▸ **TASK INSTRUCTIONS**
Convert the lines, starting with the very first and going on through the line containing "table-cell: 2.237: [359, 350, 400, 368]", into a Markdown table with the columns Number and Text. Give each line a row number and leave out any blank lines.

———

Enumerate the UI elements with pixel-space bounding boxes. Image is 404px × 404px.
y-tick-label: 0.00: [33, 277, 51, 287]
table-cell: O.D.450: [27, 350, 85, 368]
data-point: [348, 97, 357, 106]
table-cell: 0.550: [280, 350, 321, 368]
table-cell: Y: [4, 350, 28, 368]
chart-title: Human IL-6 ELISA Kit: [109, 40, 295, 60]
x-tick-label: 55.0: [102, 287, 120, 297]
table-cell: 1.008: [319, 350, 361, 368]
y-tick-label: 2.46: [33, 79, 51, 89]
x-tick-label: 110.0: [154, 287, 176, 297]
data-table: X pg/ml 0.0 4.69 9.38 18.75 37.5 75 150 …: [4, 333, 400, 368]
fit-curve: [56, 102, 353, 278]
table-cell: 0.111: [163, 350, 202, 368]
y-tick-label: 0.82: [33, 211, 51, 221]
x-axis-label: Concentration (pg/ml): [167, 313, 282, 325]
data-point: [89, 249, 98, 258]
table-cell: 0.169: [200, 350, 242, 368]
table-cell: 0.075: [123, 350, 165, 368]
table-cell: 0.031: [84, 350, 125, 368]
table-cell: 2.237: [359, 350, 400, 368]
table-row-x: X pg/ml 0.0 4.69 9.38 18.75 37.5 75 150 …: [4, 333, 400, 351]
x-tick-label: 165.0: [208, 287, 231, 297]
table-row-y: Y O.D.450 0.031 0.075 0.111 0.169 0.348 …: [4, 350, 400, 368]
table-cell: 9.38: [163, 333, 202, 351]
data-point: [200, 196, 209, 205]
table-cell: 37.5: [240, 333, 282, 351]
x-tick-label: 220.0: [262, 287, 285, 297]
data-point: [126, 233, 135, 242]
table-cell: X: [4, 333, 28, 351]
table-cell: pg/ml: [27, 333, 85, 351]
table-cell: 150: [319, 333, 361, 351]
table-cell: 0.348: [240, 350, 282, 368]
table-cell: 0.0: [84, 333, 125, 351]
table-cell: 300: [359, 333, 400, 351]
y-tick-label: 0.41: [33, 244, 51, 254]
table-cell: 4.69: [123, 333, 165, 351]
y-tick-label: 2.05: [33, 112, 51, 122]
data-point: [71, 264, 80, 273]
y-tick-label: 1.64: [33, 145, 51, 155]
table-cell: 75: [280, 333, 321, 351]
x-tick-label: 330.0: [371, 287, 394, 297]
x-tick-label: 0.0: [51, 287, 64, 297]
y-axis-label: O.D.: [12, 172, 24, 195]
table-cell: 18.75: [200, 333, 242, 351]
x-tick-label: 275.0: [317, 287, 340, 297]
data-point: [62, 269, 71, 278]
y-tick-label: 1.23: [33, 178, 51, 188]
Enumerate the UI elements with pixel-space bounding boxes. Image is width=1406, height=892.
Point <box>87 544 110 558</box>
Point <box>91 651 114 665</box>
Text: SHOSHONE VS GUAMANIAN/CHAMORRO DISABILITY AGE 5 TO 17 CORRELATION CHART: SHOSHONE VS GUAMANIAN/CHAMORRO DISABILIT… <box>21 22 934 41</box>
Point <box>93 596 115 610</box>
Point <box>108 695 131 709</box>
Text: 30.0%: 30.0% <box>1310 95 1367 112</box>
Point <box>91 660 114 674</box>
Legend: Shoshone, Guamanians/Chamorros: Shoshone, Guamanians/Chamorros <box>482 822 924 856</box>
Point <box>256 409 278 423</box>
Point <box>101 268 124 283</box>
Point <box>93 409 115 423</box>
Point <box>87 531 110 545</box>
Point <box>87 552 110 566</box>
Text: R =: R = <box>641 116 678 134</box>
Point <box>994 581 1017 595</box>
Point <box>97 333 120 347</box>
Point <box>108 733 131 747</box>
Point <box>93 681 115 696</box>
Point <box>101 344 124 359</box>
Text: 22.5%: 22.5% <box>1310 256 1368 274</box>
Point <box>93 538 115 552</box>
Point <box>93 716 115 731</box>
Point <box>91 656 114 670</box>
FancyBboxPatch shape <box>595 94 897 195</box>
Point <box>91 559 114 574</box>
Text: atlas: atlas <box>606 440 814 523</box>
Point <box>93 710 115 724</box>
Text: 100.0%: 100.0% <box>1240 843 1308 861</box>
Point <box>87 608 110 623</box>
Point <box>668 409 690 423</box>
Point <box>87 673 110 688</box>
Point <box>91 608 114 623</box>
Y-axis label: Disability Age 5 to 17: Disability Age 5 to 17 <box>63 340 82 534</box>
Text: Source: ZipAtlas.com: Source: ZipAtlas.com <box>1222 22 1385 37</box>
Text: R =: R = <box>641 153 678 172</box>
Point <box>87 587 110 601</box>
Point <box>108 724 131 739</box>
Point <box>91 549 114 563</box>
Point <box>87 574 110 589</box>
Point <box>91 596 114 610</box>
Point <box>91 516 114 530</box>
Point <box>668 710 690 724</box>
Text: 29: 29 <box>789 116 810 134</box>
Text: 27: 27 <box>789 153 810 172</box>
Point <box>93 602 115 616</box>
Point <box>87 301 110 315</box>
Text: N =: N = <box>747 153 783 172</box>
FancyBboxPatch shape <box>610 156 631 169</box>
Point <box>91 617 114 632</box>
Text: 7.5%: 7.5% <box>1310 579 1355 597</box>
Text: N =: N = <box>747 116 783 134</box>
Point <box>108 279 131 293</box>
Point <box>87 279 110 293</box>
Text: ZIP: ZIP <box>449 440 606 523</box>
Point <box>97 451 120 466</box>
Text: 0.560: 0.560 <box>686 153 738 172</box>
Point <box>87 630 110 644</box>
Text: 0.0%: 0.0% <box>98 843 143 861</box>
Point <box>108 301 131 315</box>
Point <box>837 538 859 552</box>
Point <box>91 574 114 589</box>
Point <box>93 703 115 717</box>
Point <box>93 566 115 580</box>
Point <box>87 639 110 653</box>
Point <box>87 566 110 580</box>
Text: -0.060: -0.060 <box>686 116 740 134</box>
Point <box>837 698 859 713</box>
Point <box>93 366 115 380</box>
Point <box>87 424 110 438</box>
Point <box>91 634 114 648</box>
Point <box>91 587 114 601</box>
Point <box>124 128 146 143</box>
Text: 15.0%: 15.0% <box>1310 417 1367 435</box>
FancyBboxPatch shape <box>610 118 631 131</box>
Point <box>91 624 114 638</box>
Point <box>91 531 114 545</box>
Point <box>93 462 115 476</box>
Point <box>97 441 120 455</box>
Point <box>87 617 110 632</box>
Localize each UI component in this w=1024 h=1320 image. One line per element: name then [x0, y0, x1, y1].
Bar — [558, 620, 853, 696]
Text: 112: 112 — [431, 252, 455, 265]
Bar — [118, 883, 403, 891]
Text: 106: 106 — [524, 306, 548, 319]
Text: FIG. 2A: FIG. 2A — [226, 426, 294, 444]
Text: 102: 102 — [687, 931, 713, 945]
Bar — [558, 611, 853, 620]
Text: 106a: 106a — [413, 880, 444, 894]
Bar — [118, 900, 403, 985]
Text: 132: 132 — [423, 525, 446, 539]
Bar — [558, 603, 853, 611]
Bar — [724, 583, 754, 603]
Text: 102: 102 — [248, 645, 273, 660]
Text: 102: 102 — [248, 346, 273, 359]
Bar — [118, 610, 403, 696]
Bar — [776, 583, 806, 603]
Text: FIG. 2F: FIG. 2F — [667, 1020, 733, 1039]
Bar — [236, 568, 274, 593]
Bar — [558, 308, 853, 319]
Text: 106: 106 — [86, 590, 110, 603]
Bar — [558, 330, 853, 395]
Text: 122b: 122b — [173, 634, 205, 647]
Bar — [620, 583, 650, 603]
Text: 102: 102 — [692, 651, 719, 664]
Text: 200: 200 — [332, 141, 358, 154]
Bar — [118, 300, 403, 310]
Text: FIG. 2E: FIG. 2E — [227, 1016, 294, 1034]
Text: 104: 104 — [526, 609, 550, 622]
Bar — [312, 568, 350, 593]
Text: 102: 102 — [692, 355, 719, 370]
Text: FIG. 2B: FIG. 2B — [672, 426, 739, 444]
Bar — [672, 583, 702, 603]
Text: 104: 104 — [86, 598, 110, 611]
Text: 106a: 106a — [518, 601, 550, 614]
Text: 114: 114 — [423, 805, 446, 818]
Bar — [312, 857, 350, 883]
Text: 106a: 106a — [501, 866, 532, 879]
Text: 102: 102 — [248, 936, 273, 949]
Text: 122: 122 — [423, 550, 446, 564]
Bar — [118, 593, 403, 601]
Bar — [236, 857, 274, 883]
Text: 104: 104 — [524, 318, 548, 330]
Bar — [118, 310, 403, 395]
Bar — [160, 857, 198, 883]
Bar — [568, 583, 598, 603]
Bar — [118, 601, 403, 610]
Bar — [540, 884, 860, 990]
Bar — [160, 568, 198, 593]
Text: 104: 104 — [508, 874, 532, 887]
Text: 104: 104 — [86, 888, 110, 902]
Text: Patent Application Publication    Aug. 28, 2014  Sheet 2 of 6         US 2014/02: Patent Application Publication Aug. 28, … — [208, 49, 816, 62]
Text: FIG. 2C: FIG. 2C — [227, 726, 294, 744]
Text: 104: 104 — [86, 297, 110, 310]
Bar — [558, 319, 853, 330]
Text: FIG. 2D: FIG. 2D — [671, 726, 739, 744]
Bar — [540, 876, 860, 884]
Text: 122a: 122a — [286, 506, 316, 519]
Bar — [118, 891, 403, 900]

———

▸ **RIGHT ANSWER**
| Number | Text |
|---|---|
| 1 | Enumerate the UI elements with pixel-space bounding boxes. Image is 404px × 404px. |
| 2 | y-tick-label: 0.00: [33, 277, 51, 287] |
| 3 | table-cell: O.D.450: [27, 350, 85, 368] |
| 4 | data-point: [348, 97, 357, 106] |
| 5 | table-cell: 0.550: [280, 350, 321, 368] |
| 6 | table-cell: Y: [4, 350, 28, 368] |
| 7 | chart-title: Human IL-6 ELISA Kit: [109, 40, 295, 60] |
| 8 | x-tick-label: 55.0: [102, 287, 120, 297] |
| 9 | table-cell: 1.008: [319, 350, 361, 368] |
| 10 | y-tick-label: 2.46: [33, 79, 51, 89] |
| 11 | x-tick-label: 110.0: [154, 287, 176, 297] |
| 12 | data-table: X pg/ml 0.0 4.69 9.38 18.75 37.5 75 150 …: [4, 333, 400, 368] |
| 13 | fit-curve: [56, 102, 353, 278] |
| 14 | table-cell: 0.111: [163, 350, 202, 368] |
| 15 | y-tick-label: 0.82: [33, 211, 51, 221] |
| 16 | x-axis-label: Concentration (pg/ml): [167, 313, 282, 325] |
| 17 | data-point: [89, 249, 98, 258] |
| 18 | table-cell: 0.169: [200, 350, 242, 368] |
| 19 | table-cell: 0.075: [123, 350, 165, 368] |
| 20 | table-cell: 0.031: [84, 350, 125, 368] |
| 21 | table-cell: 2.237: [359, 350, 400, 368] |